### Given problem
Extract each line containing the string "memory".

### Dataset records
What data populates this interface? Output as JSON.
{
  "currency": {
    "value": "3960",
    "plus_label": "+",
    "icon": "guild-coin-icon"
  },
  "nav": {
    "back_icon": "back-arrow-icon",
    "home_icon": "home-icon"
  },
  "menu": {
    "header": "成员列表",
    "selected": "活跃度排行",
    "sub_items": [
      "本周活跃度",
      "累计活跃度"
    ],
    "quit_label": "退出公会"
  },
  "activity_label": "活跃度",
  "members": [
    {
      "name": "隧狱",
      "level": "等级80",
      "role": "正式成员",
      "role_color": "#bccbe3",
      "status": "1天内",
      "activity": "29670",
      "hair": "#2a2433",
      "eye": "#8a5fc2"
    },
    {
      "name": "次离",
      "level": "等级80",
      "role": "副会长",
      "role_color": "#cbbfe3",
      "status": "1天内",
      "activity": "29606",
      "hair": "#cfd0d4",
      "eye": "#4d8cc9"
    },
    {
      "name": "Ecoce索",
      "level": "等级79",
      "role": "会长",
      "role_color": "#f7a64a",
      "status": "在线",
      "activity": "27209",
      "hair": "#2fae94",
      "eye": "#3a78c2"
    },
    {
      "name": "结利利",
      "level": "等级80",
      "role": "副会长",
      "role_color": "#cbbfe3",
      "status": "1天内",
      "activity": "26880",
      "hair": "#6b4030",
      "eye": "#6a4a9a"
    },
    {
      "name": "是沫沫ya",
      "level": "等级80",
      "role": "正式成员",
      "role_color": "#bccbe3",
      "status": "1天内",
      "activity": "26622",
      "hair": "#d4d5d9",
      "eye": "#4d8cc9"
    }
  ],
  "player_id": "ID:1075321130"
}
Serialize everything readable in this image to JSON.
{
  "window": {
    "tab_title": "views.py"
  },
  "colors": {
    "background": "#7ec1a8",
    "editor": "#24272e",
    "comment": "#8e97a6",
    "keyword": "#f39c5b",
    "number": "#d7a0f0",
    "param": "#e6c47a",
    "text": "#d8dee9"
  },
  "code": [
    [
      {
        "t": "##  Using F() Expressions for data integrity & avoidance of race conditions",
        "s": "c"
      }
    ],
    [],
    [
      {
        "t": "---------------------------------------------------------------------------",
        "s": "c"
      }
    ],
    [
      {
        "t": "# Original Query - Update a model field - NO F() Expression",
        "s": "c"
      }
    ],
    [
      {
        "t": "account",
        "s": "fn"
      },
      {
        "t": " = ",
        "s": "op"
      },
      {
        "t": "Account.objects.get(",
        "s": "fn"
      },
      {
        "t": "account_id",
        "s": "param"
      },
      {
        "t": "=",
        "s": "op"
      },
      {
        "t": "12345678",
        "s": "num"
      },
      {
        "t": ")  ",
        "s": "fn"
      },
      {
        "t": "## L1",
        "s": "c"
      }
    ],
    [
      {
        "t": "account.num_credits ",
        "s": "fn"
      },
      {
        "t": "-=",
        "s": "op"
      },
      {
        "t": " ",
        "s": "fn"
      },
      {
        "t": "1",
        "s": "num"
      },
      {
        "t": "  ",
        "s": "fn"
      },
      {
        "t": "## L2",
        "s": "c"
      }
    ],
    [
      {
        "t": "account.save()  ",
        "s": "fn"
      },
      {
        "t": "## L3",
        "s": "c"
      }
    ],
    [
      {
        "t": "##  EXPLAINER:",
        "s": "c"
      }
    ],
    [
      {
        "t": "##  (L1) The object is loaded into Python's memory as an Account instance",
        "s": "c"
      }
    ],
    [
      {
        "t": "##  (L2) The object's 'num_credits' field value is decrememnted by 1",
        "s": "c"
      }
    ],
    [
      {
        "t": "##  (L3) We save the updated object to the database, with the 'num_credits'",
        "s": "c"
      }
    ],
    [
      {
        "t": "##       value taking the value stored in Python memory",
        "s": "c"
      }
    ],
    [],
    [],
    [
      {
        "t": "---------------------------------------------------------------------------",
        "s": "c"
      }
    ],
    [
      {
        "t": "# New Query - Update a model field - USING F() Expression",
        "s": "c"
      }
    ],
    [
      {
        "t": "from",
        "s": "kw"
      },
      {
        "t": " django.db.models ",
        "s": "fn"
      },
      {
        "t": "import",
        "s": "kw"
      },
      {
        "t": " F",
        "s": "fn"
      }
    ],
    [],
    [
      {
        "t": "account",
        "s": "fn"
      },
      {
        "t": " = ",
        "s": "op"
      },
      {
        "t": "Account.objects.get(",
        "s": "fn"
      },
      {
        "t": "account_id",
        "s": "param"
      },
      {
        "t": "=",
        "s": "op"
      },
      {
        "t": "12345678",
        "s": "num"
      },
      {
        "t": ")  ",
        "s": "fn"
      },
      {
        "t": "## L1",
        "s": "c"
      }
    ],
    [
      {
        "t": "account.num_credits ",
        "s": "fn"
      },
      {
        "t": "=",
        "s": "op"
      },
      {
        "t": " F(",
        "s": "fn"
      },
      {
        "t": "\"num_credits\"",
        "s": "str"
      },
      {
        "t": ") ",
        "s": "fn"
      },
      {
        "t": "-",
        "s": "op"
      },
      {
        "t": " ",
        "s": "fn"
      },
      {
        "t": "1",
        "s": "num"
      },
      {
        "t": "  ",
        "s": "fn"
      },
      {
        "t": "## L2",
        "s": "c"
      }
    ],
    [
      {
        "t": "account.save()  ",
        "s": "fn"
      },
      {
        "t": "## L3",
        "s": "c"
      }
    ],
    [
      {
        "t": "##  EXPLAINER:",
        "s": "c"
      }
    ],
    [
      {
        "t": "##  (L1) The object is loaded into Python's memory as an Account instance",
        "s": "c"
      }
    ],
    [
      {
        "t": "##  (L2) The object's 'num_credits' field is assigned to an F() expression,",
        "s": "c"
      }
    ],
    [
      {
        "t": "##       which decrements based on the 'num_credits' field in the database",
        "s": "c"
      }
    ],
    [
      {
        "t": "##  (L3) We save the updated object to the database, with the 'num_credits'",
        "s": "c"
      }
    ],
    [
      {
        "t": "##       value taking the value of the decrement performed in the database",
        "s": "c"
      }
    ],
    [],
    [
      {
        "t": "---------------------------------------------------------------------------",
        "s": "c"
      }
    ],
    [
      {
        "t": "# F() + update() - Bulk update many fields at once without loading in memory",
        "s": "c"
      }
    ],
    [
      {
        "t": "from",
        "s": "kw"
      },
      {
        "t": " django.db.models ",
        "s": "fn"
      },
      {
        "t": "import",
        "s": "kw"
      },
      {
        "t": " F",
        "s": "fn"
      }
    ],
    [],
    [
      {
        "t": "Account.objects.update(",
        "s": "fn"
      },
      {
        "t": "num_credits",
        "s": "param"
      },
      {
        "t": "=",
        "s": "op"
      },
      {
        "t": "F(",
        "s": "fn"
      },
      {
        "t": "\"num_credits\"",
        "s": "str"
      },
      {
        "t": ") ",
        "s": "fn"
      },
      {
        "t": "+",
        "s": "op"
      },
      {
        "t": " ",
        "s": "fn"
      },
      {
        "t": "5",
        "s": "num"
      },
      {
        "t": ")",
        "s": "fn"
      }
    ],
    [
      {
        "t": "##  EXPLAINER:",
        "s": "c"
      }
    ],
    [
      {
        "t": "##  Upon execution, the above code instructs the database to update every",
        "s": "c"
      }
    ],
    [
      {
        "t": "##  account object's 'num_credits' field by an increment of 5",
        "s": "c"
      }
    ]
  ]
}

### Task response
        "t": "##  (L1) The object is loaded into Python's memory as an Account instance",
        "t": "##       value taking the value stored in Python memory",
        "t": "##  (L1) The object is loaded into Python's memory as an Account instance",
        "t": "# F() + update() - Bulk update many fields at once without loading in memory",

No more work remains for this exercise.